Written instruction: Find and copy lines holding "this".

===== Given data

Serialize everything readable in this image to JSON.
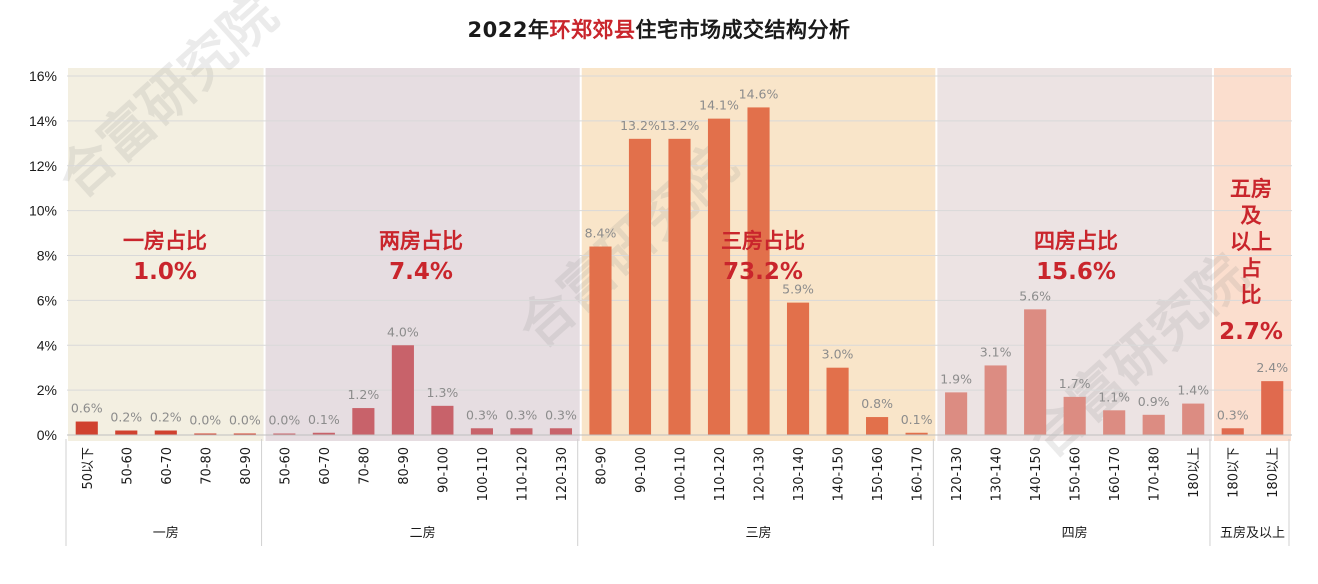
{
  "title": {
    "prefix": "2022年",
    "highlight": "环郑郊县",
    "suffix": "住宅市场成交结构分析"
  },
  "watermark": "合富研究院",
  "colors": {
    "title_highlight": "#c9252c",
    "share_text": "#c9252c"
  },
  "chart_data": {
    "type": "bar",
    "title": "2022年环郑郊县住宅市场成交结构分析",
    "ylabel": "",
    "ylim": [
      0,
      16
    ],
    "yticks": [
      "0%",
      "2%",
      "4%",
      "6%",
      "8%",
      "10%",
      "12%",
      "14%",
      "16%"
    ],
    "grid": true,
    "groups": [
      {
        "name": "一房",
        "share_title": "一房占比",
        "share_value": "1.0%",
        "band_color": "#f2eedf",
        "bar_color": "#d0412f",
        "bars": [
          {
            "category": "50以下",
            "value": 0.6,
            "label": "0.6%"
          },
          {
            "category": "50-60",
            "value": 0.2,
            "label": "0.2%"
          },
          {
            "category": "60-70",
            "value": 0.2,
            "label": "0.2%"
          },
          {
            "category": "70-80",
            "value": 0.0,
            "label": "0.0%"
          },
          {
            "category": "80-90",
            "value": 0.0,
            "label": "0.0%"
          }
        ]
      },
      {
        "name": "二房",
        "share_title": "两房占比",
        "share_value": "7.4%",
        "band_color": "#e5dbdf",
        "bar_color": "#c8626a",
        "bars": [
          {
            "category": "50-60",
            "value": 0.0,
            "label": "0.0%"
          },
          {
            "category": "60-70",
            "value": 0.1,
            "label": "0.1%"
          },
          {
            "category": "70-80",
            "value": 1.2,
            "label": "1.2%"
          },
          {
            "category": "80-90",
            "value": 4.0,
            "label": "4.0%"
          },
          {
            "category": "90-100",
            "value": 1.3,
            "label": "1.3%"
          },
          {
            "category": "100-110",
            "value": 0.3,
            "label": "0.3%"
          },
          {
            "category": "110-120",
            "value": 0.3,
            "label": "0.3%"
          },
          {
            "category": "120-130",
            "value": 0.3,
            "label": "0.3%"
          }
        ]
      },
      {
        "name": "三房",
        "share_title": "三房占比",
        "share_value": "73.2%",
        "band_color": "#f9e4c6",
        "bar_color": "#e2704b",
        "bars": [
          {
            "category": "80-90",
            "value": 8.4,
            "label": "8.4%"
          },
          {
            "category": "90-100",
            "value": 13.2,
            "label": "13.2%"
          },
          {
            "category": "100-110",
            "value": 13.2,
            "label": "13.2%"
          },
          {
            "category": "110-120",
            "value": 14.1,
            "label": "14.1%"
          },
          {
            "category": "120-130",
            "value": 14.6,
            "label": "14.6%"
          },
          {
            "category": "130-140",
            "value": 5.9,
            "label": "5.9%"
          },
          {
            "category": "140-150",
            "value": 3.0,
            "label": "3.0%"
          },
          {
            "category": "150-160",
            "value": 0.8,
            "label": "0.8%"
          },
          {
            "category": "160-170",
            "value": 0.1,
            "label": "0.1%"
          }
        ]
      },
      {
        "name": "四房",
        "share_title": "四房占比",
        "share_value": "15.6%",
        "band_color": "#ebe2e2",
        "bar_color": "#dc8c82",
        "bars": [
          {
            "category": "120-130",
            "value": 1.9,
            "label": "1.9%"
          },
          {
            "category": "130-140",
            "value": 3.1,
            "label": "3.1%"
          },
          {
            "category": "140-150",
            "value": 5.6,
            "label": "5.6%"
          },
          {
            "category": "150-160",
            "value": 1.7,
            "label": "1.7%"
          },
          {
            "category": "160-170",
            "value": 1.1,
            "label": "1.1%"
          },
          {
            "category": "170-180",
            "value": 0.9,
            "label": "0.9%"
          },
          {
            "category": "180以上",
            "value": 1.4,
            "label": "1.4%"
          }
        ]
      },
      {
        "name": "五房及以上",
        "share_title": "五房及以上占比",
        "share_title_lines": [
          "五房",
          "及",
          "以上",
          "占",
          "比"
        ],
        "share_value": "2.7%",
        "band_color": "#fbdccb",
        "bar_color": "#e06a4e",
        "bars": [
          {
            "category": "180以下",
            "value": 0.3,
            "label": "0.3%"
          },
          {
            "category": "180以上",
            "value": 2.4,
            "label": "2.4%"
          }
        ]
      }
    ]
  }
}
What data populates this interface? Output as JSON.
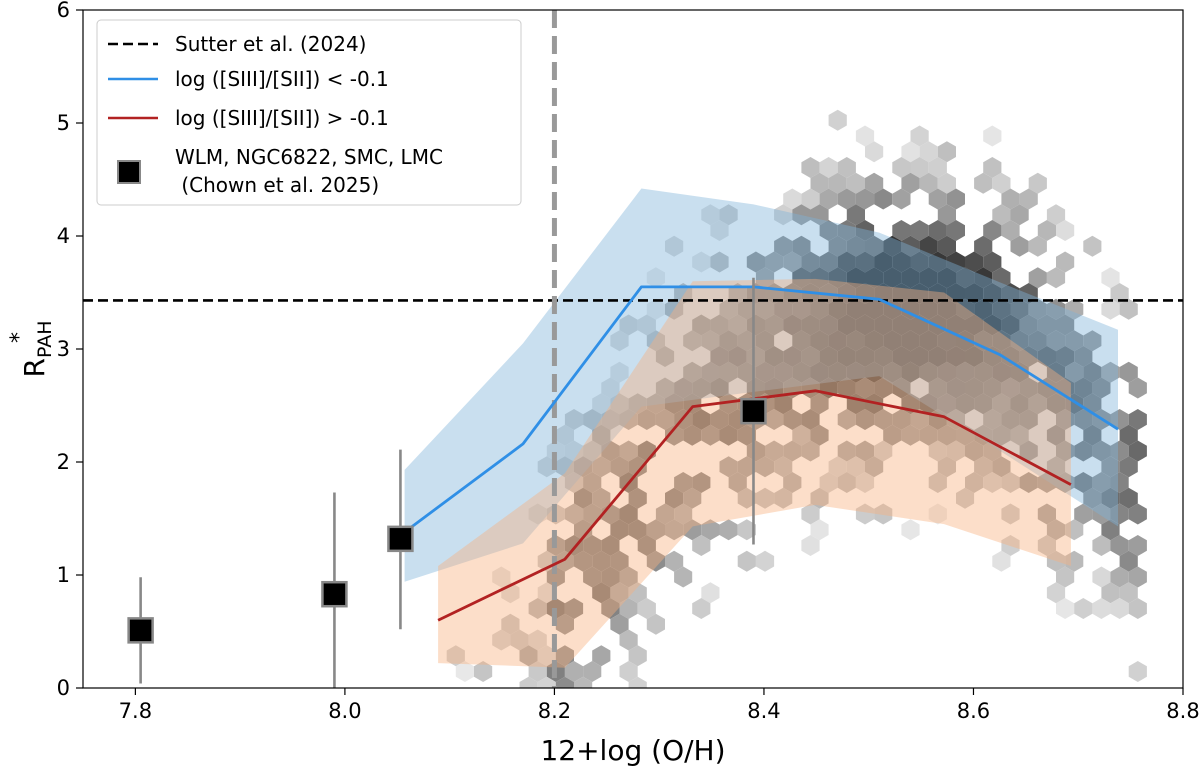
{
  "chart_data": {
    "type": "scatter",
    "xlabel": "12+log (O/H)",
    "ylabel": "R",
    "ylabel_superscript": "*",
    "ylabel_subscript": "PAH",
    "xlim": [
      7.75,
      8.8
    ],
    "ylim": [
      0,
      6
    ],
    "xticks": [
      "7.8",
      "8.0",
      "8.2",
      "8.4",
      "8.6",
      "8.8"
    ],
    "yticks": [
      "0",
      "1",
      "2",
      "3",
      "4",
      "5",
      "6"
    ],
    "grid": false,
    "legend_position": "top-left",
    "reference_lines": [
      {
        "orientation": "horizontal",
        "value": 3.43,
        "style": "dashed",
        "color": "#000000",
        "name": "Sutter et al. (2024)"
      },
      {
        "orientation": "vertical",
        "value": 8.2,
        "style": "dashed",
        "color": "#999999"
      }
    ],
    "series": [
      {
        "name": "log ([SIII]/[SII]) < -0.1",
        "type": "line",
        "color": "#2f8fe6",
        "band_color": "#7fb3d8",
        "x": [
          8.057,
          8.17,
          8.283,
          8.39,
          8.51,
          8.625,
          8.738
        ],
        "y": [
          1.38,
          2.16,
          3.55,
          3.55,
          3.44,
          2.95,
          2.29
        ],
        "band_upper": [
          1.93,
          3.05,
          4.42,
          4.28,
          4.03,
          3.59,
          3.17
        ],
        "band_lower": [
          0.94,
          1.28,
          2.49,
          2.62,
          2.76,
          2.1,
          1.43
        ]
      },
      {
        "name": "log ([SIII]/[SII]) > -0.1",
        "type": "line",
        "color": "#b22222",
        "band_color": "#f7b17f",
        "x": [
          8.089,
          8.21,
          8.332,
          8.449,
          8.572,
          8.693
        ],
        "y": [
          0.6,
          1.14,
          2.49,
          2.63,
          2.4,
          1.8
        ],
        "band_upper": [
          1.08,
          1.9,
          3.6,
          3.62,
          3.5,
          2.7
        ],
        "band_lower": [
          0.22,
          0.18,
          1.43,
          1.62,
          1.45,
          1.08
        ]
      },
      {
        "name": "WLM, NGC6822, SMC, LMC\n (Chown et al. 2025)",
        "type": "errorbar",
        "marker": "square",
        "color": "#000000",
        "x": [
          7.805,
          7.99,
          8.053,
          8.39
        ],
        "y": [
          0.51,
          0.83,
          1.32,
          2.45
        ],
        "y_low": [
          0.04,
          0.0,
          0.52,
          1.27
        ],
        "y_high": [
          0.98,
          1.73,
          2.11,
          3.63
        ]
      }
    ]
  },
  "legend": {
    "items": [
      {
        "label": "Sutter et al. (2024)"
      },
      {
        "label": "log ([SIII]/[SII]) < -0.1"
      },
      {
        "label": "log ([SIII]/[SII]) > -0.1"
      },
      {
        "label": "WLM, NGC6822, SMC, LMC"
      },
      {
        "label": " (Chown et al. 2025)"
      }
    ]
  }
}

==========

Exercise answer:
Serialize everything readable in this image to JSON.
What data populates this interface? Output as JSON.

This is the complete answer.